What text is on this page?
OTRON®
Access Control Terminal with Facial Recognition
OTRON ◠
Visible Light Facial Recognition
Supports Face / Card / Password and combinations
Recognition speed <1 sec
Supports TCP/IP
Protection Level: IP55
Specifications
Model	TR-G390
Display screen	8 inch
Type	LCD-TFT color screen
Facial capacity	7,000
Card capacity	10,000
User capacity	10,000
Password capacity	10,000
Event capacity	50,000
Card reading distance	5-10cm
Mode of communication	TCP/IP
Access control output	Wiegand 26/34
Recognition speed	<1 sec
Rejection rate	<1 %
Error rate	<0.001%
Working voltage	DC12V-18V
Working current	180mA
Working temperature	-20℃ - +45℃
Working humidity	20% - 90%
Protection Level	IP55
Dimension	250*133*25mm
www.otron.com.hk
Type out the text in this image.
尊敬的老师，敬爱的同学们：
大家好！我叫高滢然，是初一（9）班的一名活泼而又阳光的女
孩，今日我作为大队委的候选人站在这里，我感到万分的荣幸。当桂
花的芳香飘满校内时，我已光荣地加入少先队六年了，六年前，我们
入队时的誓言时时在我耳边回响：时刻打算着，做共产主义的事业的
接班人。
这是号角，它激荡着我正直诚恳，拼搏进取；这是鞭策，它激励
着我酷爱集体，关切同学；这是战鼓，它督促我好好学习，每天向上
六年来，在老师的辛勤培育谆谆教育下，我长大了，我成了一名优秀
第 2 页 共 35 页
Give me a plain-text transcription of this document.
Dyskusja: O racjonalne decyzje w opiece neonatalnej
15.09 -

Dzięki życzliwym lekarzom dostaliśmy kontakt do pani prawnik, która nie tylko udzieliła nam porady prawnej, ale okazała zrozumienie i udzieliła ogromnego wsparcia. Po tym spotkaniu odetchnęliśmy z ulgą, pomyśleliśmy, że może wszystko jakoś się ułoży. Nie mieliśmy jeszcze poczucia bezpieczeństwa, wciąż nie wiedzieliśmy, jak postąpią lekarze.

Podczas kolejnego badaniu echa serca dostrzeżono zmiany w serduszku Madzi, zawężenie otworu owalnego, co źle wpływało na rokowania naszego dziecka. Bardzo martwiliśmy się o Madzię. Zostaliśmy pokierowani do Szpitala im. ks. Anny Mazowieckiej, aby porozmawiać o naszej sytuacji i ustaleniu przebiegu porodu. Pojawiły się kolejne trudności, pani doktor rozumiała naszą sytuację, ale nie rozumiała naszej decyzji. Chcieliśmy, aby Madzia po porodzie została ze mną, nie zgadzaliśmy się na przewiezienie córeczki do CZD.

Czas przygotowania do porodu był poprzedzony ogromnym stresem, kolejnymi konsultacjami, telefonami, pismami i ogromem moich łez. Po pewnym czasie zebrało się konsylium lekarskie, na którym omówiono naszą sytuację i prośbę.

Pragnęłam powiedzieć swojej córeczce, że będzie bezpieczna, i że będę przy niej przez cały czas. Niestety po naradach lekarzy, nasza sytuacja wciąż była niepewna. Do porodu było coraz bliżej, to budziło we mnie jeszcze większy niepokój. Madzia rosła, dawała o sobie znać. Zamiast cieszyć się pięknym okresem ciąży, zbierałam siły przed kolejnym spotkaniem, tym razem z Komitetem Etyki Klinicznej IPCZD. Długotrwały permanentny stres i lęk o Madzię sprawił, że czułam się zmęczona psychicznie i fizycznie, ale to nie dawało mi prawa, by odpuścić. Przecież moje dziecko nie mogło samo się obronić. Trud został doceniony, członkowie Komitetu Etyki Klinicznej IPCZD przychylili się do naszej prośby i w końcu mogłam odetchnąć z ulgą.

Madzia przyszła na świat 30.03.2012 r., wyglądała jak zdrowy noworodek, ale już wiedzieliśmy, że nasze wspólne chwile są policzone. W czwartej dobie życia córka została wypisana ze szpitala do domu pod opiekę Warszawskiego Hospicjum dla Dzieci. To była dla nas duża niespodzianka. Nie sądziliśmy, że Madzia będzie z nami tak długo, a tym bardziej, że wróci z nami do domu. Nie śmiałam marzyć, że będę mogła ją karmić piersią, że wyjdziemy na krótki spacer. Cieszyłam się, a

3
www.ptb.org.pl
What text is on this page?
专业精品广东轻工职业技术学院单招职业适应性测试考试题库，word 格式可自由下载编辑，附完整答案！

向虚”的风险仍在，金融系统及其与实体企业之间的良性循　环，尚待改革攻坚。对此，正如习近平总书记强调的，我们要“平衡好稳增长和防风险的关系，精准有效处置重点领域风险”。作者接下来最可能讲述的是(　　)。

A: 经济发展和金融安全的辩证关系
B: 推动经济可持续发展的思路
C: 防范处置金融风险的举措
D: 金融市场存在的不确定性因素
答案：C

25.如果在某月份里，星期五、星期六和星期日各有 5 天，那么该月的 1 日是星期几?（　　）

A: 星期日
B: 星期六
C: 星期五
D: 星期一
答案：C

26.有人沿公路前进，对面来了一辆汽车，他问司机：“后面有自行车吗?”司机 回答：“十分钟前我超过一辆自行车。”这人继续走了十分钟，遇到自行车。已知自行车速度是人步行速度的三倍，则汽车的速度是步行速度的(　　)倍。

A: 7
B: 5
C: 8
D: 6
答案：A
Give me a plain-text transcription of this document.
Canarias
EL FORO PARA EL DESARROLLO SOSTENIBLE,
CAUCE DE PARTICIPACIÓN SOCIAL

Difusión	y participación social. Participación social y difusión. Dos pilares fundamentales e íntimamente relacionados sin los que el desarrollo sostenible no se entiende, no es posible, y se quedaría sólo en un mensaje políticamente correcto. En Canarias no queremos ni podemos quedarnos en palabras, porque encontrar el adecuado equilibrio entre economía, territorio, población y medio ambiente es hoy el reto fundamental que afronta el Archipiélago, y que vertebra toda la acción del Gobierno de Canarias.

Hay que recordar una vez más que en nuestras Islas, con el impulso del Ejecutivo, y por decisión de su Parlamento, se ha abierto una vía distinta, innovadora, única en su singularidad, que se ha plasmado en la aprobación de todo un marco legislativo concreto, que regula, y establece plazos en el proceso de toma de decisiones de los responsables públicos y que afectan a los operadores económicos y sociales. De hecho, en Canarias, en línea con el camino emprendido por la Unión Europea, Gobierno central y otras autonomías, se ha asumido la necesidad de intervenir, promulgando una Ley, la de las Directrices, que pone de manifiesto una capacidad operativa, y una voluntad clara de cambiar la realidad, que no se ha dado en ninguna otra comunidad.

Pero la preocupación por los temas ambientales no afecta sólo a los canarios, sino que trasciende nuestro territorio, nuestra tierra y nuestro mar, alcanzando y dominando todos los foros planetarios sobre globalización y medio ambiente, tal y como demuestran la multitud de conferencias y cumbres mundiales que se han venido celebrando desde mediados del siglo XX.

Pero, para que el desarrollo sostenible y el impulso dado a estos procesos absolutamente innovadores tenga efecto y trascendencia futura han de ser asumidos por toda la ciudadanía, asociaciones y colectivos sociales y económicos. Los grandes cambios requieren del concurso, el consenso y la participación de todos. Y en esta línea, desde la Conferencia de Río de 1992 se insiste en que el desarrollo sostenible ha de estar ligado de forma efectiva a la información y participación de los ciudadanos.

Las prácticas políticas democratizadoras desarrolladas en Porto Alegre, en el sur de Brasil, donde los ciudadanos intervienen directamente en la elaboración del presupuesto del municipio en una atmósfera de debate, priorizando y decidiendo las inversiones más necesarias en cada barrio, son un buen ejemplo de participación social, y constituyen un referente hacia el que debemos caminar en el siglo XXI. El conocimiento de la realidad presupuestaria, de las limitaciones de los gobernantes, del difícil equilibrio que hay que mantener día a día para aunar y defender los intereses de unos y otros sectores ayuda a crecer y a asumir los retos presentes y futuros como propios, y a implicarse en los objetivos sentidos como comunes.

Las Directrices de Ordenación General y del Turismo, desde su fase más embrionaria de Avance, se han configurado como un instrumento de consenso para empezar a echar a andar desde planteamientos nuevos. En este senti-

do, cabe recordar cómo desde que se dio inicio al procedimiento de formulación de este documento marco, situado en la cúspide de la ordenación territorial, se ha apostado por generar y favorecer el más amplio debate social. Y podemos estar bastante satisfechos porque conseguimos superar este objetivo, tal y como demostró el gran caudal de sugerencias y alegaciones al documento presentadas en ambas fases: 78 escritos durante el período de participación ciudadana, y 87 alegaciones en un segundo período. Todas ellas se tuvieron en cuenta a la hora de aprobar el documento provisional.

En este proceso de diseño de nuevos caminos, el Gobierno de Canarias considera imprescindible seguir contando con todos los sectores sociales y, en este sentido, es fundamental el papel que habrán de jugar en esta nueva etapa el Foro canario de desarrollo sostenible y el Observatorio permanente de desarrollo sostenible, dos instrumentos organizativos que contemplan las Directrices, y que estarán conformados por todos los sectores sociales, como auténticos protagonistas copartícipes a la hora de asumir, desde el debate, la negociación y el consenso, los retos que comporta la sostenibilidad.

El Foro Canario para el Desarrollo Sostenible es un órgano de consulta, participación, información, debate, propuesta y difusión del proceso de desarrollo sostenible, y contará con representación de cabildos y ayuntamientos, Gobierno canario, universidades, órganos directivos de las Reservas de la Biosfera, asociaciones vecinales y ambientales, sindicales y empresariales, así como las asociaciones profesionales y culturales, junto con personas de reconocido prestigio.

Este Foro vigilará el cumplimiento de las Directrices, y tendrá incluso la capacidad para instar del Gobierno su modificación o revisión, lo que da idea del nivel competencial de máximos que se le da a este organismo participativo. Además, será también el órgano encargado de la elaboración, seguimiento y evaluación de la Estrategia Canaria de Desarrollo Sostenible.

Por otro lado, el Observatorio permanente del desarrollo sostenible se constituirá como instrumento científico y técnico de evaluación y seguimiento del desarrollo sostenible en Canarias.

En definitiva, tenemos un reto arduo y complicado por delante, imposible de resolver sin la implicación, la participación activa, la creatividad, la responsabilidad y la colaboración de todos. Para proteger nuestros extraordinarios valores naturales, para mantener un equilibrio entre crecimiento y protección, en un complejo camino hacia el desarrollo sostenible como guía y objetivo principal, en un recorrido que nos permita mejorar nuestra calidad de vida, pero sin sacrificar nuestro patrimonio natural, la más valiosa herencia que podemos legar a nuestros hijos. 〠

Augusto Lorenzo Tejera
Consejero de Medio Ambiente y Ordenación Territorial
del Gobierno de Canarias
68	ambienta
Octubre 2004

═══

Look through the material above and work out how many of its lines contain "capacity". State the number only.

5